## Begin Dataset records

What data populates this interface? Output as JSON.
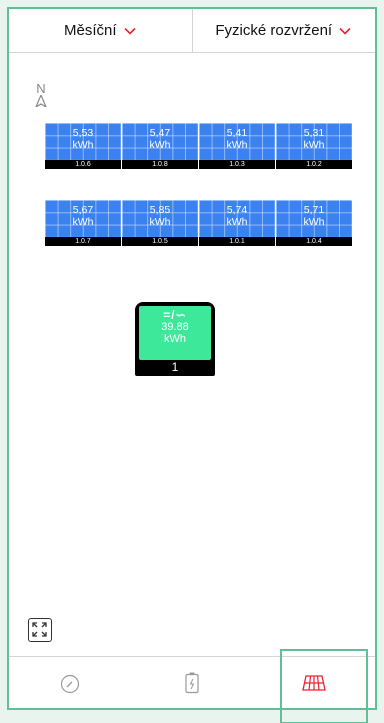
{
  "header": {
    "period_label": "Měsíční",
    "view_label": "Fyzické rozvržení"
  },
  "compass": {
    "label": "N"
  },
  "panels_row1": [
    {
      "value": "5,53",
      "unit": "kWh",
      "id": "1.0.6"
    },
    {
      "value": "5,47",
      "unit": "kWh",
      "id": "1.0.8"
    },
    {
      "value": "5,41",
      "unit": "kWh",
      "id": "1.0.3"
    },
    {
      "value": "5,31",
      "unit": "kWh",
      "id": "1.0.2"
    }
  ],
  "panels_row2": [
    {
      "value": "5,67",
      "unit": "kWh",
      "id": "1.0.7"
    },
    {
      "value": "5,85",
      "unit": "kWh",
      "id": "1.0.5"
    },
    {
      "value": "5,74",
      "unit": "kWh",
      "id": "1.0.1"
    },
    {
      "value": "5,71",
      "unit": "kWh",
      "id": "1.0.4"
    }
  ],
  "inverter": {
    "symbol": "=/∽",
    "value": "39.88",
    "unit": "kWh",
    "number": "1"
  },
  "tabs": [
    {
      "icon": "gauge-icon",
      "active": false
    },
    {
      "icon": "battery-icon",
      "active": false
    },
    {
      "icon": "solar-panel-icon",
      "active": true
    }
  ],
  "colors": {
    "accent": "#e8232f",
    "panel_blue": "#3b82f0",
    "inverter_green": "#3ee89a",
    "highlight": "#5fbf97"
  }
}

## End Dataset records

- Stated exercise
The data above should be repeated exactly, minus any pictures.

- Task result
What data populates this interface? Output as JSON.
{
  "header": {
    "period_label": "Měsíční",
    "view_label": "Fyzické rozvržení"
  },
  "compass": {
    "label": "N"
  },
  "panels_row1": [
    {
      "value": "5,53",
      "unit": "kWh",
      "id": "1.0.6"
    },
    {
      "value": "5,47",
      "unit": "kWh",
      "id": "1.0.8"
    },
    {
      "value": "5,41",
      "unit": "kWh",
      "id": "1.0.3"
    },
    {
      "value": "5,31",
      "unit": "kWh",
      "id": "1.0.2"
    }
  ],
  "panels_row2": [
    {
      "value": "5,67",
      "unit": "kWh",
      "id": "1.0.7"
    },
    {
      "value": "5,85",
      "unit": "kWh",
      "id": "1.0.5"
    },
    {
      "value": "5,74",
      "unit": "kWh",
      "id": "1.0.1"
    },
    {
      "value": "5,71",
      "unit": "kWh",
      "id": "1.0.4"
    }
  ],
  "inverter": {
    "symbol": "=/∽",
    "value": "39.88",
    "unit": "kWh",
    "number": "1"
  },
  "tabs": [
    {
      "icon": "gauge-icon",
      "active": false
    },
    {
      "icon": "battery-icon",
      "active": false
    },
    {
      "icon": "solar-panel-icon",
      "active": true
    }
  ],
  "colors": {
    "accent": "#e8232f",
    "panel_blue": "#3b82f0",
    "inverter_green": "#3ee89a",
    "highlight": "#5fbf97"
  }
}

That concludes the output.